### DATA SECTION ###
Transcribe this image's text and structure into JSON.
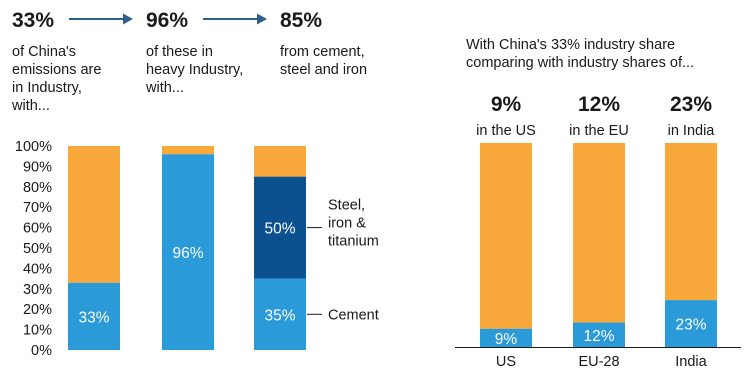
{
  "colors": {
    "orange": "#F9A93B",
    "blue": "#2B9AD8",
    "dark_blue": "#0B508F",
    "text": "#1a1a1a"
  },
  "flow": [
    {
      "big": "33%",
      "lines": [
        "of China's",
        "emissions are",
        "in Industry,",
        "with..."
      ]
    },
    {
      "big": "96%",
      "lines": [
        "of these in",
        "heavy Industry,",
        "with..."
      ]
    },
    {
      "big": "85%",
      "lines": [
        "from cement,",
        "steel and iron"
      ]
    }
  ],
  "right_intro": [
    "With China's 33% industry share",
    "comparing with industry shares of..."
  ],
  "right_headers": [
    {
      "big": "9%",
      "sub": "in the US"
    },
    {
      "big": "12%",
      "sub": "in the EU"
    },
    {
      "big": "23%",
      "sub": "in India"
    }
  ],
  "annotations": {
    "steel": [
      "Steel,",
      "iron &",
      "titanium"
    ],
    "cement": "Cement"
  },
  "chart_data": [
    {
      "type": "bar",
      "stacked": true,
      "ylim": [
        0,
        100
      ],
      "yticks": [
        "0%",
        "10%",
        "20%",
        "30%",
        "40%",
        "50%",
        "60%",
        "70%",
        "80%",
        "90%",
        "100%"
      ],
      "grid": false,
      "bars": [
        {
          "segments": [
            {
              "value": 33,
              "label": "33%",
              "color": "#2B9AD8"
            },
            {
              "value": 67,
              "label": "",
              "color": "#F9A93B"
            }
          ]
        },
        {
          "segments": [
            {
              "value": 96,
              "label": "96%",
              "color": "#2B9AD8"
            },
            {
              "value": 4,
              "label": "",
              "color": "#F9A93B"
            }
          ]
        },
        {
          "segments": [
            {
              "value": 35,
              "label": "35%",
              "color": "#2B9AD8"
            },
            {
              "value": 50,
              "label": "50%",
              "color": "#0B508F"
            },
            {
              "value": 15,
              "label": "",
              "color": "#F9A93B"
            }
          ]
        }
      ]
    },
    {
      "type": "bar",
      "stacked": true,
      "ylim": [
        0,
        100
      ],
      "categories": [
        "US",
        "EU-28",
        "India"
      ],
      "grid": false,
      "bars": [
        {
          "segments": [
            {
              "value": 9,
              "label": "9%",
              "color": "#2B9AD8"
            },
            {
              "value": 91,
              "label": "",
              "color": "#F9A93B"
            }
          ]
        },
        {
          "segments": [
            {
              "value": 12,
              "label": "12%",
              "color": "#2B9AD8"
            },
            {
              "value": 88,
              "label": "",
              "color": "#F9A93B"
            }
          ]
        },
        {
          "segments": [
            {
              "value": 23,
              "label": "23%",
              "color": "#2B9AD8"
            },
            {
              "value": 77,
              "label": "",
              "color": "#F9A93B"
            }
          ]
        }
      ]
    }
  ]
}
###
### DATA SECTION ###
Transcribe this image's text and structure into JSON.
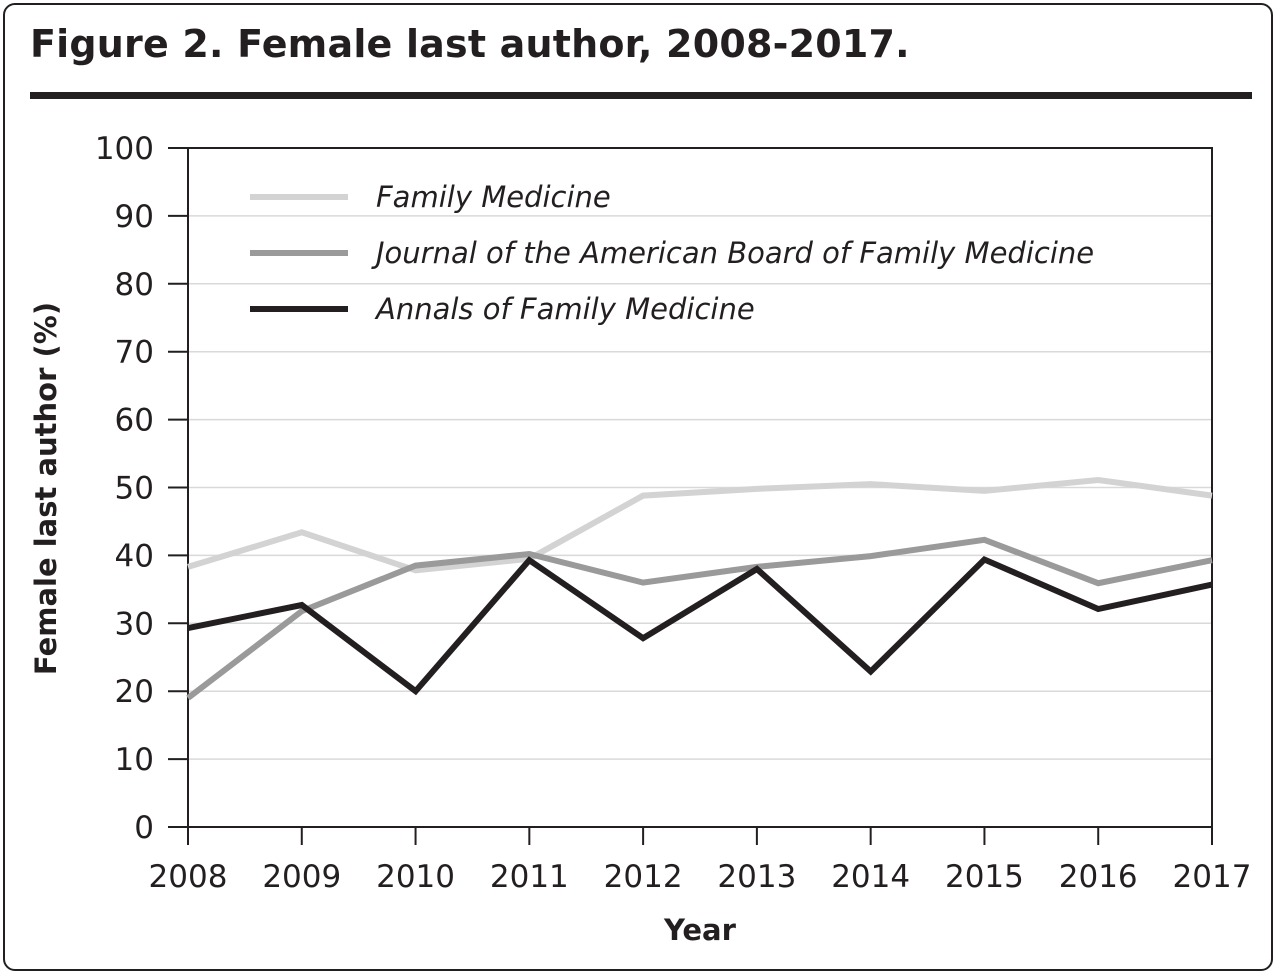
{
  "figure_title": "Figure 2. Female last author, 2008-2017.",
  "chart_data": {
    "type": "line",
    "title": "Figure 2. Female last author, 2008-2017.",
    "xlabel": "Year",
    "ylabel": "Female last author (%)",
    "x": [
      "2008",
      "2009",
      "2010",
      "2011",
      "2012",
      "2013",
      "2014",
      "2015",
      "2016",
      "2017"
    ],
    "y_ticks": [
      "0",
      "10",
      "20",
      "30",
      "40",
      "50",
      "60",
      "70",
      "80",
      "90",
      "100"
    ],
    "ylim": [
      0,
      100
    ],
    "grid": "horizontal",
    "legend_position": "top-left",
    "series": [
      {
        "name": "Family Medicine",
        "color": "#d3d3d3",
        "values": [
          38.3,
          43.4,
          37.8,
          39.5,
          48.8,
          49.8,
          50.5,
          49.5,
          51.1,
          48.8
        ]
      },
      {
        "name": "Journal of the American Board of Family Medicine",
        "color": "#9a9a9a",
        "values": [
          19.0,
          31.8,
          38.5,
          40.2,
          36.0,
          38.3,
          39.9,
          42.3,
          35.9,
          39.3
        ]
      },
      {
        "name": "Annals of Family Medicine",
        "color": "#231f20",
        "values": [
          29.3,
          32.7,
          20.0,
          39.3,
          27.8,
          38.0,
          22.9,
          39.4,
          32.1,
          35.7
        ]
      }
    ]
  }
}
###
### DATA SECTION ###
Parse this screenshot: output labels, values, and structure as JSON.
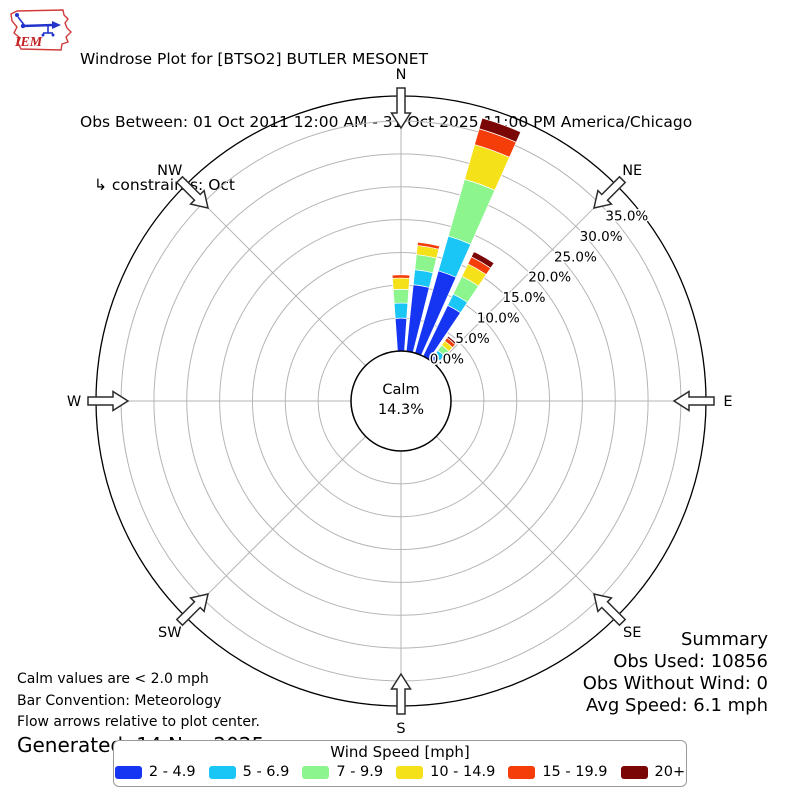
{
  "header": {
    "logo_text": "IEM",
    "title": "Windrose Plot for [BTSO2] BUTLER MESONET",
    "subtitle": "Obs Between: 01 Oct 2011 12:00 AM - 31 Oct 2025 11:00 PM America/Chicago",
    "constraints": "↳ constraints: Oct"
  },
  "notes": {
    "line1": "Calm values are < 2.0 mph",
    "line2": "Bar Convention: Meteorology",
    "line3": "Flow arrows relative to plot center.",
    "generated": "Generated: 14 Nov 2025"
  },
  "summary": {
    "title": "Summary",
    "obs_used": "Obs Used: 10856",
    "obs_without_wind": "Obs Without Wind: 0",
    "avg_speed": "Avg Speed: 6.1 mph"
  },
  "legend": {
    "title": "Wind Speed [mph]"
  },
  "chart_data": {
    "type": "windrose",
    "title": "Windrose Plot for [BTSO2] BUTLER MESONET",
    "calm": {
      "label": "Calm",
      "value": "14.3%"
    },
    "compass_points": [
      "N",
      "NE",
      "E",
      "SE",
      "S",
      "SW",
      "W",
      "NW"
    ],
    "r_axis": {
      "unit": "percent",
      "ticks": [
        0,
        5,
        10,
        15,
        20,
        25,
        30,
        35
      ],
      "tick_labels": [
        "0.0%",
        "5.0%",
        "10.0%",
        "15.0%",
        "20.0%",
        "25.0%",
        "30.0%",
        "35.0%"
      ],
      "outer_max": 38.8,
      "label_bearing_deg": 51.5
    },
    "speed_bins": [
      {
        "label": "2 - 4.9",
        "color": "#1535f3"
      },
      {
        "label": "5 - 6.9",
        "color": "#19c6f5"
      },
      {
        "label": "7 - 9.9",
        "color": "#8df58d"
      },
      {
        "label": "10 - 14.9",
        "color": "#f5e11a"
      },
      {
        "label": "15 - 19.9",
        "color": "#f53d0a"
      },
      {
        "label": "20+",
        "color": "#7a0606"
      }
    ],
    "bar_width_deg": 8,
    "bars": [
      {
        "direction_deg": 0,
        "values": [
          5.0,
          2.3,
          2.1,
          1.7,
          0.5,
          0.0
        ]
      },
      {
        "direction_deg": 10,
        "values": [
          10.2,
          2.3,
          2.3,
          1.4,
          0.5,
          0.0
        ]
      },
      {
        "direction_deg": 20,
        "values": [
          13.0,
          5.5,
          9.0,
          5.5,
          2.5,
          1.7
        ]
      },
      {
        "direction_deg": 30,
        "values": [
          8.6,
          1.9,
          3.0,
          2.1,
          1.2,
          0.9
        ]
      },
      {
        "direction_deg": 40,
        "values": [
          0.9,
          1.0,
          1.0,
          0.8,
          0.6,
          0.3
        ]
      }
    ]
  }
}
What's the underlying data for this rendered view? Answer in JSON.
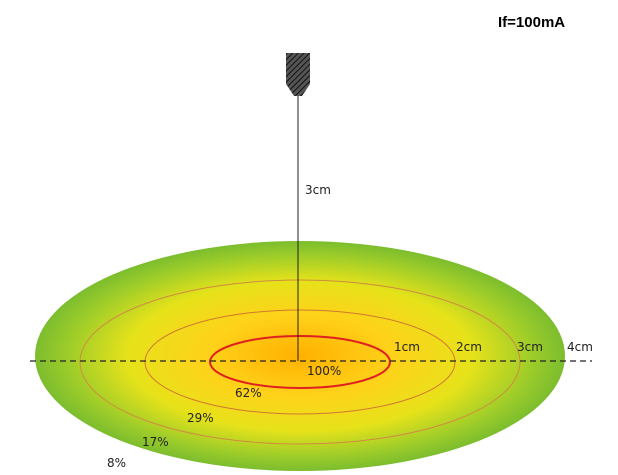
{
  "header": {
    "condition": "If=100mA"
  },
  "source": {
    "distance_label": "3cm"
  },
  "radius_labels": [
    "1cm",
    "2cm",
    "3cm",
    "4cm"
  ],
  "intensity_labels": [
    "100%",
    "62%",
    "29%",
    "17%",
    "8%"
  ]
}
###
> WHAT NEEDS TO BE DONE: Scan the material above. Extract every line in which the word "Medicine" occurs.

> EXERCISE OUTPUT:
        "name": "Family Medicine",
        "name": "Journal of the American Board of Family Medicine",
        "name": "Annals of Family Medicine",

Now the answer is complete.